▶ What the exercise asks
From the entries below, extract every line that includes the word "this".

▶ Provided records
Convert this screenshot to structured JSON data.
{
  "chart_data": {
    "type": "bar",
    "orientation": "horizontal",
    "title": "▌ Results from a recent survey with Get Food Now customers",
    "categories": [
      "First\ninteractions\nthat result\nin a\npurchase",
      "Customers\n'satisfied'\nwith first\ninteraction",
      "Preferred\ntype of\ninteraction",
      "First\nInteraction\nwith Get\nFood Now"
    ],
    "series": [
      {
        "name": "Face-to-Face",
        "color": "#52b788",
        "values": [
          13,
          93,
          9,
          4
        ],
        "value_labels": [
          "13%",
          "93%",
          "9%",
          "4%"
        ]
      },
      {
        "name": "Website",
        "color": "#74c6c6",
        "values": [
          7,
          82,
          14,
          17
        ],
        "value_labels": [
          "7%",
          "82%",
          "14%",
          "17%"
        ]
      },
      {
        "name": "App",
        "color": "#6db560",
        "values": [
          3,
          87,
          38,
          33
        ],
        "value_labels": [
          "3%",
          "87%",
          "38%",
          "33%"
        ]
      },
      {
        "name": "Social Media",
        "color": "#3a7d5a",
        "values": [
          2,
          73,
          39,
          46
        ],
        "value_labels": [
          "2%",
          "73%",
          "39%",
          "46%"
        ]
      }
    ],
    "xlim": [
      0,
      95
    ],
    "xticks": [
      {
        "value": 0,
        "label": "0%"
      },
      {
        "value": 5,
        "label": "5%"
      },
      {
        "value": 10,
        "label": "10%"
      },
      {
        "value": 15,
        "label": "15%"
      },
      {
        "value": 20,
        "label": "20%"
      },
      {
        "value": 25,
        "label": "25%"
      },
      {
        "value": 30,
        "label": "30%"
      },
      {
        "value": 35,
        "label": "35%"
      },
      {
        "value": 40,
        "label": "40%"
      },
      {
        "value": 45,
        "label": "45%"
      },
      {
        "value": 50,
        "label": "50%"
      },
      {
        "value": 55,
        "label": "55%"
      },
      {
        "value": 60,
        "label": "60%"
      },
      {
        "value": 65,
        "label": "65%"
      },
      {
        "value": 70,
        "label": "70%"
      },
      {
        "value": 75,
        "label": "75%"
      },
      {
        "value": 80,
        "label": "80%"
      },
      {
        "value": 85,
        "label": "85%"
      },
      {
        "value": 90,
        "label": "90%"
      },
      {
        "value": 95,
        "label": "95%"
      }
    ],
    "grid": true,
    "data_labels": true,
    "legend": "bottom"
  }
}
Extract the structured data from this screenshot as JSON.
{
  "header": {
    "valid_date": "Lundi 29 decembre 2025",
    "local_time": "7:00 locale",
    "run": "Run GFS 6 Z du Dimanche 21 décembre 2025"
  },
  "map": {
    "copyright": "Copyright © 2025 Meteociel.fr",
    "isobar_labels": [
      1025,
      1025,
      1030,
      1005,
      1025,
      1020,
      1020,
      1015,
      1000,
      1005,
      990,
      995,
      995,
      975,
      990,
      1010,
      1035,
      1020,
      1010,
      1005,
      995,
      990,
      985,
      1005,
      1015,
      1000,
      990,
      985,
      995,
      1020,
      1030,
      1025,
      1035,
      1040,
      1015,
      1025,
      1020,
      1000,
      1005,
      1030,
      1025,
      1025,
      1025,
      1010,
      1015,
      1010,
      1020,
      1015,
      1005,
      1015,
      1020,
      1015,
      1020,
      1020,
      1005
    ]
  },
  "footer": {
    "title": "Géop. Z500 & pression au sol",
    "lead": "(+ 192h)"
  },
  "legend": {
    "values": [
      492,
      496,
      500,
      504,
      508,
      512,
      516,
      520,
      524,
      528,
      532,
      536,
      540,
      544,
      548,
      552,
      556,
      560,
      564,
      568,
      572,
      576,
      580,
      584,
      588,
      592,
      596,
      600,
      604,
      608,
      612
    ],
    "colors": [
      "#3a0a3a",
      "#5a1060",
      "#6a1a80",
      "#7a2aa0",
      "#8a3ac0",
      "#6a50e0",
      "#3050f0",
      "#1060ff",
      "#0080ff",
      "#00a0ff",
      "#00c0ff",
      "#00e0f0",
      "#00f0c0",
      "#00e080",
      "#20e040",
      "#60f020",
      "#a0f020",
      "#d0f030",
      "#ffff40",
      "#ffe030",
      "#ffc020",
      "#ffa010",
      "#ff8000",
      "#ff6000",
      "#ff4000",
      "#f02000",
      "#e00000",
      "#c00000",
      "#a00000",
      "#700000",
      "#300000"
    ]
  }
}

* * *

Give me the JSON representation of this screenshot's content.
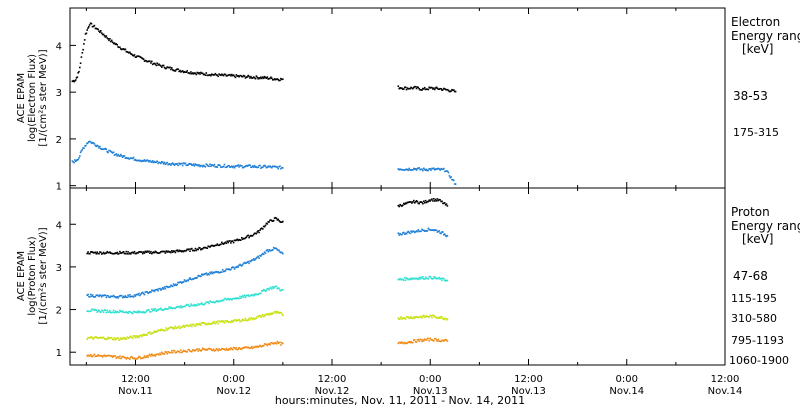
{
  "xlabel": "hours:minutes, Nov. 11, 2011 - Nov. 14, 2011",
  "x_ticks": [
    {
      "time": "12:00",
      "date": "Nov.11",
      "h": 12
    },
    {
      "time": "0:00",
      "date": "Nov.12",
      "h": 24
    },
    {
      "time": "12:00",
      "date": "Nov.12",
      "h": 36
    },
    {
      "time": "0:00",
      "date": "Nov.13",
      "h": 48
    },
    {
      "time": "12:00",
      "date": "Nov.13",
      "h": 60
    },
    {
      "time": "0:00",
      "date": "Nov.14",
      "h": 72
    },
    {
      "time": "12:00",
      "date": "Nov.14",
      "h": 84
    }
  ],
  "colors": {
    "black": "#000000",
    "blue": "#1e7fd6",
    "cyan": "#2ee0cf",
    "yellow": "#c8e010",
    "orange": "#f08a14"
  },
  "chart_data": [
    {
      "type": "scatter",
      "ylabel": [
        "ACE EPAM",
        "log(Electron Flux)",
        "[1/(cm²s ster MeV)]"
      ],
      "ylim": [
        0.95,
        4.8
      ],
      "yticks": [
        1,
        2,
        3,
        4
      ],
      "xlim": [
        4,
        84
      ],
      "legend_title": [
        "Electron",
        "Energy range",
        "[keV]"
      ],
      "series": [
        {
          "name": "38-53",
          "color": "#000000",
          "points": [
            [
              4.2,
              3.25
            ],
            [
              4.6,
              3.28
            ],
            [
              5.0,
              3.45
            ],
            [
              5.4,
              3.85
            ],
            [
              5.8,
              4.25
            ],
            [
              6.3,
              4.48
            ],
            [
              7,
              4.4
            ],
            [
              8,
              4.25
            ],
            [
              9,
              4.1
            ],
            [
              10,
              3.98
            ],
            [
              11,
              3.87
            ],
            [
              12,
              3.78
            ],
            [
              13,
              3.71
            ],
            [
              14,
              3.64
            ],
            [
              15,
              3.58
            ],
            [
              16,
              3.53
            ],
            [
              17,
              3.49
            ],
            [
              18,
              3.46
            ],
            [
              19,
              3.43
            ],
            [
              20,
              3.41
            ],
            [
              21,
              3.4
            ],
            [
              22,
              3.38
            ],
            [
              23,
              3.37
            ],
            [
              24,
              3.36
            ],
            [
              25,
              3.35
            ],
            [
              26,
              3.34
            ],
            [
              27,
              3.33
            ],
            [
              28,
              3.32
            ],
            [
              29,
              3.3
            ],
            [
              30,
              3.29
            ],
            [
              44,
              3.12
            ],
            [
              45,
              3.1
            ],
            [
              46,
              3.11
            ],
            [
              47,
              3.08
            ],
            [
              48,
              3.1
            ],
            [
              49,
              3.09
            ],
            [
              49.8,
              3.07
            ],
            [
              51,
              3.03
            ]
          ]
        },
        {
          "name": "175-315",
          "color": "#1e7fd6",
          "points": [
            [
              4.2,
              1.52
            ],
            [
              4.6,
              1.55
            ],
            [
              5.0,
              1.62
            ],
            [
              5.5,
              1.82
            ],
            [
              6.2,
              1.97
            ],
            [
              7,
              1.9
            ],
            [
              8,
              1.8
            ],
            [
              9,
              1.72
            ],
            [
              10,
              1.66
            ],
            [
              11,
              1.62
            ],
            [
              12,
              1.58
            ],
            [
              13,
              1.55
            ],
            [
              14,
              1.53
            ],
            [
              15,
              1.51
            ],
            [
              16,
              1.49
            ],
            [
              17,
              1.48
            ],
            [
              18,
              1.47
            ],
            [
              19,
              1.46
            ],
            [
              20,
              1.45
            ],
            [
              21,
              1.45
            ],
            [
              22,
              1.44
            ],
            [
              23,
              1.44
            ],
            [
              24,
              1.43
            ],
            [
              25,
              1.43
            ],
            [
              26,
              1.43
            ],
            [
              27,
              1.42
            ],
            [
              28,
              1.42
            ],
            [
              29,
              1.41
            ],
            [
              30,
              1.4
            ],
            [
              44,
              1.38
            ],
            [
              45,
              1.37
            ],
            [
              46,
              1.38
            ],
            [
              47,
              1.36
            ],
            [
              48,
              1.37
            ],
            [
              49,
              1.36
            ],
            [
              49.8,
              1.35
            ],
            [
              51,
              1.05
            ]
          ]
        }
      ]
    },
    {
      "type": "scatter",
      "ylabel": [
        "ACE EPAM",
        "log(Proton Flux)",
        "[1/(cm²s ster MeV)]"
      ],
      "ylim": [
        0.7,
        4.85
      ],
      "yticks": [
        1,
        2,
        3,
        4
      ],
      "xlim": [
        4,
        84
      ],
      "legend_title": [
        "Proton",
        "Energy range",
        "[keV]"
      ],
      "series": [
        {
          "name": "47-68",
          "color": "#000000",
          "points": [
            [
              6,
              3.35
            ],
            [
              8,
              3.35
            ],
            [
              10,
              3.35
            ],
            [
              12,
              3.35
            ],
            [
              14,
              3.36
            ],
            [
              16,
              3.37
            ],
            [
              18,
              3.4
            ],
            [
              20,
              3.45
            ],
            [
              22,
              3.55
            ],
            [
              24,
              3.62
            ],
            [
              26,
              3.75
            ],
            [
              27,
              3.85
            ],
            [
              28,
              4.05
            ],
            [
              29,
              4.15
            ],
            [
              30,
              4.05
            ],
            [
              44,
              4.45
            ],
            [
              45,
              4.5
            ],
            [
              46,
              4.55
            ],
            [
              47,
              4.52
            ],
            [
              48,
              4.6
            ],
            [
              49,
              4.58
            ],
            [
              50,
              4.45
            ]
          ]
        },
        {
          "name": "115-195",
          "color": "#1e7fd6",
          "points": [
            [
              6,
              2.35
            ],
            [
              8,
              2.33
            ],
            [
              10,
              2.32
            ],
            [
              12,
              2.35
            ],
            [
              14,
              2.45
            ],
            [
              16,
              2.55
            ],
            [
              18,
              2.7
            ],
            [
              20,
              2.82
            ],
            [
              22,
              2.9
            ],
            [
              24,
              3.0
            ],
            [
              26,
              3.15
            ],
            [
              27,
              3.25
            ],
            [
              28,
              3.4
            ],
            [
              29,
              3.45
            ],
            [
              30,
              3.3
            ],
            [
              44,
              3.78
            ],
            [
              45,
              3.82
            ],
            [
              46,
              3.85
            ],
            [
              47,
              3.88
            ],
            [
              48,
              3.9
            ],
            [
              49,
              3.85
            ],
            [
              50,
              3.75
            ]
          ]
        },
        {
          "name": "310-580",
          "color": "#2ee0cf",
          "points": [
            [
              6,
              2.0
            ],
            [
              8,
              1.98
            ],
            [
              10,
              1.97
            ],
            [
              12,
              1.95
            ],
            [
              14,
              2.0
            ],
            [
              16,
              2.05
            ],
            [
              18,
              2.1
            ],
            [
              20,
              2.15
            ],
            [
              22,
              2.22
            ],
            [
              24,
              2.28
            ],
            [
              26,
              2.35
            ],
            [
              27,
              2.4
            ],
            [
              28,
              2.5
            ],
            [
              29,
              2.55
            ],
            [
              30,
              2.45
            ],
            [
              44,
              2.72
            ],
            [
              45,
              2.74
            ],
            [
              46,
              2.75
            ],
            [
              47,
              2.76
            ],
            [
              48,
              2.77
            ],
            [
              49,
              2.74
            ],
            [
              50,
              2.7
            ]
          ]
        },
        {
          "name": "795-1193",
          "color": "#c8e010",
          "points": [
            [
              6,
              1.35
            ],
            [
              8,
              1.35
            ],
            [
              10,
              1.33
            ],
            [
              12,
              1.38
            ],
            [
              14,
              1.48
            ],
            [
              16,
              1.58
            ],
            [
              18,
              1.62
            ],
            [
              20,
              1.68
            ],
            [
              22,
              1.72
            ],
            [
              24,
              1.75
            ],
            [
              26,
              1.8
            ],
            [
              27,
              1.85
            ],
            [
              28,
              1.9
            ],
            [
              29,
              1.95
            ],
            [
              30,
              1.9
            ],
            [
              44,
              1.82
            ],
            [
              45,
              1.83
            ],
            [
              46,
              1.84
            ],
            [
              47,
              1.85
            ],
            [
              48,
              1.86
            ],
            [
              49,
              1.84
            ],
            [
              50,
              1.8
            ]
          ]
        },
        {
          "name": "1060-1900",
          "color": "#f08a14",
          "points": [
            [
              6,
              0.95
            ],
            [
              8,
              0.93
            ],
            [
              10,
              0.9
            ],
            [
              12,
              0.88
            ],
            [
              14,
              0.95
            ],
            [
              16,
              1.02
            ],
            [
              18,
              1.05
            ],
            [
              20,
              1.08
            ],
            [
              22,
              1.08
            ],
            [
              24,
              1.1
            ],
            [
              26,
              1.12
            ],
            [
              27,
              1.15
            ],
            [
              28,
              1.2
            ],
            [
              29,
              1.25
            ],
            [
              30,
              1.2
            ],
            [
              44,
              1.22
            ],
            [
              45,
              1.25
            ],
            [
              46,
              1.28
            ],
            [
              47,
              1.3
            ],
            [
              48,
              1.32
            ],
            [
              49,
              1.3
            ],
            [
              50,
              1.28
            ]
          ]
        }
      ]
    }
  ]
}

▶ Reply
Convert this screenshot to structured JSON data.
Extract the structured data from this screenshot as JSON.
Give me the JSON representation of this screenshot's content.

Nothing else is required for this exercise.